[Extracted data entries]
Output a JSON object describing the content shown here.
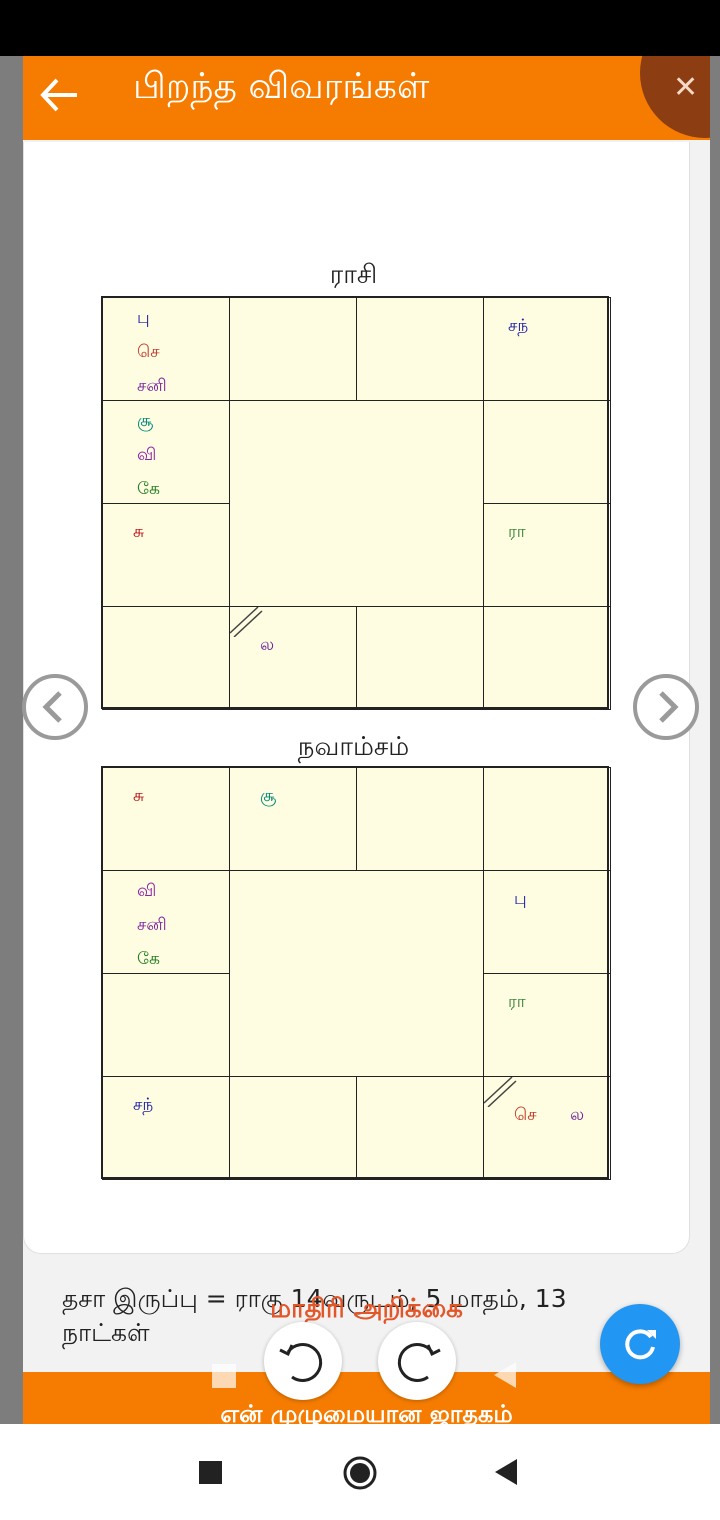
{
  "header": {
    "title": "பிறந்த விவரங்கள்"
  },
  "rasi": {
    "title": "ராசி",
    "planets": {
      "c0": [
        "பு",
        "செ",
        "சனி"
      ],
      "c4": [
        "சூ",
        "வி",
        "கே"
      ],
      "c6": [
        "சு"
      ],
      "c3": [
        "சந்"
      ],
      "c7": [
        "ரா"
      ],
      "c9": [
        "ல"
      ]
    }
  },
  "navamsam": {
    "title": "நவாம்சம்",
    "planets": {
      "c0": [
        "சு"
      ],
      "c1": [
        "சூ"
      ],
      "c4": [
        "வி",
        "சனி",
        "கே"
      ],
      "c5": [
        "பு"
      ],
      "c7": [
        "ரா"
      ],
      "c8": [
        "சந்"
      ],
      "c11": [
        "செ",
        "ல"
      ]
    }
  },
  "planet_colors": {
    "பு": "#1a1aa8",
    "செ": "#c0392b",
    "சனி": "#7b1fa2",
    "சூ": "#00897b",
    "வி": "#8e24aa",
    "கே": "#1b7a1b",
    "சு": "#b5121b",
    "சந்": "#1a1aa8",
    "ரா": "#2e7d32",
    "ல": "#6a1b9a"
  },
  "dasha": {
    "text": "தசா இருப்பு = ராகு 14வருடம், 5 மாதம், 13 நாட்கள்"
  },
  "footer": {
    "report_label": "மாதிரி அறிக்கை",
    "bottom_label": "என் முழுமையான ஜாதகம்"
  },
  "icons": {
    "back": "arrow-left-icon",
    "close": "close-icon",
    "prev": "chevron-left-icon",
    "next": "chevron-right-icon",
    "refresh": "refresh-icon",
    "rotate_left": "rotate-left-icon",
    "rotate_right": "rotate-right-icon"
  },
  "colors": {
    "accent": "#f57c00",
    "chart_bg": "#fffde1",
    "fab": "#2196f3"
  }
}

- [WHAT IS NEEDED]: Every entry above needs to be retyped exactly; drop the pictures.

- [CORRECT RESPONSE]:
Output a JSON object describing the content shown here.
{
  "header": {
    "title": "பிறந்த விவரங்கள்"
  },
  "rasi": {
    "title": "ராசி",
    "planets": {
      "c0": [
        "பு",
        "செ",
        "சனி"
      ],
      "c4": [
        "சூ",
        "வி",
        "கே"
      ],
      "c6": [
        "சு"
      ],
      "c3": [
        "சந்"
      ],
      "c7": [
        "ரா"
      ],
      "c9": [
        "ல"
      ]
    }
  },
  "navamsam": {
    "title": "நவாம்சம்",
    "planets": {
      "c0": [
        "சு"
      ],
      "c1": [
        "சூ"
      ],
      "c4": [
        "வி",
        "சனி",
        "கே"
      ],
      "c5": [
        "பு"
      ],
      "c7": [
        "ரா"
      ],
      "c8": [
        "சந்"
      ],
      "c11": [
        "செ",
        "ல"
      ]
    }
  },
  "planet_colors": {
    "பு": "#1a1aa8",
    "செ": "#c0392b",
    "சனி": "#7b1fa2",
    "சூ": "#00897b",
    "வி": "#8e24aa",
    "கே": "#1b7a1b",
    "சு": "#b5121b",
    "சந்": "#1a1aa8",
    "ரா": "#2e7d32",
    "ல": "#6a1b9a"
  },
  "dasha": {
    "text": "தசா இருப்பு = ராகு 14வருடம், 5 மாதம், 13 நாட்கள்"
  },
  "footer": {
    "report_label": "மாதிரி அறிக்கை",
    "bottom_label": "என் முழுமையான ஜாதகம்"
  },
  "icons": {
    "back": "arrow-left-icon",
    "close": "close-icon",
    "prev": "chevron-left-icon",
    "next": "chevron-right-icon",
    "refresh": "refresh-icon",
    "rotate_left": "rotate-left-icon",
    "rotate_right": "rotate-right-icon"
  },
  "colors": {
    "accent": "#f57c00",
    "chart_bg": "#fffde1",
    "fab": "#2196f3"
  }
}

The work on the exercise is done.